**Exercise aim**:
State how many lines hold the string "Rapid". Give the number and nothing else.

+===+

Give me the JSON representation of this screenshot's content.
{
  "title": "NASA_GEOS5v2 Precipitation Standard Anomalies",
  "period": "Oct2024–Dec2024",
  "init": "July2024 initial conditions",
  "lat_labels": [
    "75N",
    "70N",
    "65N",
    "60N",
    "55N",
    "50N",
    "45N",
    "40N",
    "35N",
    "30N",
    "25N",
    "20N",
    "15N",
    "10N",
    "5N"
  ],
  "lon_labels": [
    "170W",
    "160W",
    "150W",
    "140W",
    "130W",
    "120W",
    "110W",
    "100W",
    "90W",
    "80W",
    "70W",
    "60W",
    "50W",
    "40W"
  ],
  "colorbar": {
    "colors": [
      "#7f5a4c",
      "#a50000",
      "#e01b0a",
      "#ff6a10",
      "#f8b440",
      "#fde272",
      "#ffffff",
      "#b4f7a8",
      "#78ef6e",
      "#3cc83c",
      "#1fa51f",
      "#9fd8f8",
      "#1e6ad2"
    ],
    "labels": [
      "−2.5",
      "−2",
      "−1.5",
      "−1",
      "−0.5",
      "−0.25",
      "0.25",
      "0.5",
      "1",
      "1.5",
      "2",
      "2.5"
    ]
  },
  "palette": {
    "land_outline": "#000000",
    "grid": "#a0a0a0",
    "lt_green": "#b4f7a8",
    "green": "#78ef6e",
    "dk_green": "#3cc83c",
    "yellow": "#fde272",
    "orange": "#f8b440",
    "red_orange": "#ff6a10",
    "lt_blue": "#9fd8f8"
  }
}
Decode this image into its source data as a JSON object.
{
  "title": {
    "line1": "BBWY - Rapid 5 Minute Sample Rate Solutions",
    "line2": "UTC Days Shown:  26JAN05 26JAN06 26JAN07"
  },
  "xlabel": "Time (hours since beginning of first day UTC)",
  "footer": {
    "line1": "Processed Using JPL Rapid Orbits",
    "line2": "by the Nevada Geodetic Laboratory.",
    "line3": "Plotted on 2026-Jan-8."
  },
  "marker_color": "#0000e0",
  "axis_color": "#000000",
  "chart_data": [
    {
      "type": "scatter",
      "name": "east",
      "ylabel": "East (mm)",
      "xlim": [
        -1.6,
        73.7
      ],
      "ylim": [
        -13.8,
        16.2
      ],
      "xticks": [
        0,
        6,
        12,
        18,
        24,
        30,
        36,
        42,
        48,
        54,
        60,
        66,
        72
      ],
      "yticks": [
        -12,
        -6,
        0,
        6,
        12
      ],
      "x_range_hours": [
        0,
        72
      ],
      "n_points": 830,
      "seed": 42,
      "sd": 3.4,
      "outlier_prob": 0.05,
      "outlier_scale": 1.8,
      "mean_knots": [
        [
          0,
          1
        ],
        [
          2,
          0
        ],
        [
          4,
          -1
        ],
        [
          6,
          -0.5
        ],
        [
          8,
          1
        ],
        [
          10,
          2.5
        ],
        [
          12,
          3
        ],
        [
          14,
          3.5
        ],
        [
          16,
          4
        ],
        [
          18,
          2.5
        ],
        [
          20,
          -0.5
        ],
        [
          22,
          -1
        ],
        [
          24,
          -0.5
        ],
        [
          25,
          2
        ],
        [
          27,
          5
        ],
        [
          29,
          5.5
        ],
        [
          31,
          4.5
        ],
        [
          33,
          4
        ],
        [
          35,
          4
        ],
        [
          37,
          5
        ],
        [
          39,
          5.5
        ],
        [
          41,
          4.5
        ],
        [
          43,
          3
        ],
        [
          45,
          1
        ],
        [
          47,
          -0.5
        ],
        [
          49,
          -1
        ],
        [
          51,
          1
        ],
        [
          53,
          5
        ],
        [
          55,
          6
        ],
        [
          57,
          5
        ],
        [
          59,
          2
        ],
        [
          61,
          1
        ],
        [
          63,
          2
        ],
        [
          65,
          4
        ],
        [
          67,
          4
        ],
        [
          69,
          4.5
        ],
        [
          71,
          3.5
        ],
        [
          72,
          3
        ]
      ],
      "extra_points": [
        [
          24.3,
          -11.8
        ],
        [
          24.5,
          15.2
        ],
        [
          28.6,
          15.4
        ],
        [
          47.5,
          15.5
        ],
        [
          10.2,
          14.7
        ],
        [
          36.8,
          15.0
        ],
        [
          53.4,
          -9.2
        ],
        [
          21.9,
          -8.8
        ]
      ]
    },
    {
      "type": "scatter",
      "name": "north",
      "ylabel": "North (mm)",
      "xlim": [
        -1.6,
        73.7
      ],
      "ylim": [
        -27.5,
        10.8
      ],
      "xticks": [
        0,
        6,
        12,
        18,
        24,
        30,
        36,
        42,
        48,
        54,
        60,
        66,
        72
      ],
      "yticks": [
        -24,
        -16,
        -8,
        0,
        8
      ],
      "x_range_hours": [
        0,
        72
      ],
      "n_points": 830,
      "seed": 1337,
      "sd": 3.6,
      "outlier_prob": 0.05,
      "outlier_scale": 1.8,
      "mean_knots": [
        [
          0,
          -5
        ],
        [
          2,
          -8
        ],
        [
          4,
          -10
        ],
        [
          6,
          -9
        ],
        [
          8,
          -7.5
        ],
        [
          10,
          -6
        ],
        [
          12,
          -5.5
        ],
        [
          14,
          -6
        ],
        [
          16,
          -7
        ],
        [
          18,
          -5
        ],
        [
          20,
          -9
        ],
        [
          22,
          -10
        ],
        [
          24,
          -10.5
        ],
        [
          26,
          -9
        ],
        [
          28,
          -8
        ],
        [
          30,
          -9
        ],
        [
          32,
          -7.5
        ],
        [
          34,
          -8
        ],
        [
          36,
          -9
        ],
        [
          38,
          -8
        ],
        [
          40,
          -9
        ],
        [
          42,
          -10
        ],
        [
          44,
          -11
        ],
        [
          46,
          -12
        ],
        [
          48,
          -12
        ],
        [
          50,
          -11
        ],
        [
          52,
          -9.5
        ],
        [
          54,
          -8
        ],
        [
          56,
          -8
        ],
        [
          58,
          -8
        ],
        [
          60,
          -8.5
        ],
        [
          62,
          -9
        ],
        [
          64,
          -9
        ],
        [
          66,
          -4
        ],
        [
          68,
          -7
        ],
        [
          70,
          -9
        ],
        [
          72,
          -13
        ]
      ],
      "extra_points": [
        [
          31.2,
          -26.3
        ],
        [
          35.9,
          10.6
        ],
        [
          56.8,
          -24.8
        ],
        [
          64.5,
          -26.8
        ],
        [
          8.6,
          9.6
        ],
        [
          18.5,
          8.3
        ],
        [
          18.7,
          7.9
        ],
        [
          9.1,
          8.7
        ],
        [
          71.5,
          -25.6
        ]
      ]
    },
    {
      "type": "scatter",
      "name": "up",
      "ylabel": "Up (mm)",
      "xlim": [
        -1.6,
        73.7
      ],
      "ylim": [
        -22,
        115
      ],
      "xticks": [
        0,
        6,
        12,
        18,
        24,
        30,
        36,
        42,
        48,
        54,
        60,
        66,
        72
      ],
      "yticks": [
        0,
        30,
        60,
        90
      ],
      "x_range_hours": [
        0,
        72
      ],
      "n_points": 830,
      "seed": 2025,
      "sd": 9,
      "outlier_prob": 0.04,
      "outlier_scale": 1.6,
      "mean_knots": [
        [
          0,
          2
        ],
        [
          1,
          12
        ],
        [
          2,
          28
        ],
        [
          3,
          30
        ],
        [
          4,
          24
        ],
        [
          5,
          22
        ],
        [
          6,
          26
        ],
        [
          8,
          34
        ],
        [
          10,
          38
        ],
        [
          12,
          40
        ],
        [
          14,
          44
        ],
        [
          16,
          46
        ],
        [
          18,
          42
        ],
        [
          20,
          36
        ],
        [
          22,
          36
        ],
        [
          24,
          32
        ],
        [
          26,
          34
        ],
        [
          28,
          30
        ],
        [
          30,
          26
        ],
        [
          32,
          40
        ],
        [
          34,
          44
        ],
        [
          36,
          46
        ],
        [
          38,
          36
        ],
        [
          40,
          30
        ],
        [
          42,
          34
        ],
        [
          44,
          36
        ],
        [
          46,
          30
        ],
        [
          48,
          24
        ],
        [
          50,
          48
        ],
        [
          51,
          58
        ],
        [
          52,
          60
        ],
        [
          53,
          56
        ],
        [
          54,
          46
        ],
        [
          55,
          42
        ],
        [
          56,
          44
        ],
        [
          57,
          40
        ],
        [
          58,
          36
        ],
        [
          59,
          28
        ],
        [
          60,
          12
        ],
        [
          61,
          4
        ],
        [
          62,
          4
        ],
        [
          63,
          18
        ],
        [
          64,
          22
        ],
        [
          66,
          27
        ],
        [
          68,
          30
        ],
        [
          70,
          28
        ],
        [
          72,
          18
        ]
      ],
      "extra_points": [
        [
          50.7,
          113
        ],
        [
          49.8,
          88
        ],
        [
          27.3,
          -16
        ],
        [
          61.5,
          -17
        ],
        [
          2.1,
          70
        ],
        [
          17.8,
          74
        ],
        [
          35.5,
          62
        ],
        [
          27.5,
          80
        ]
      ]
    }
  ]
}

+===+

**Expected answer**:
2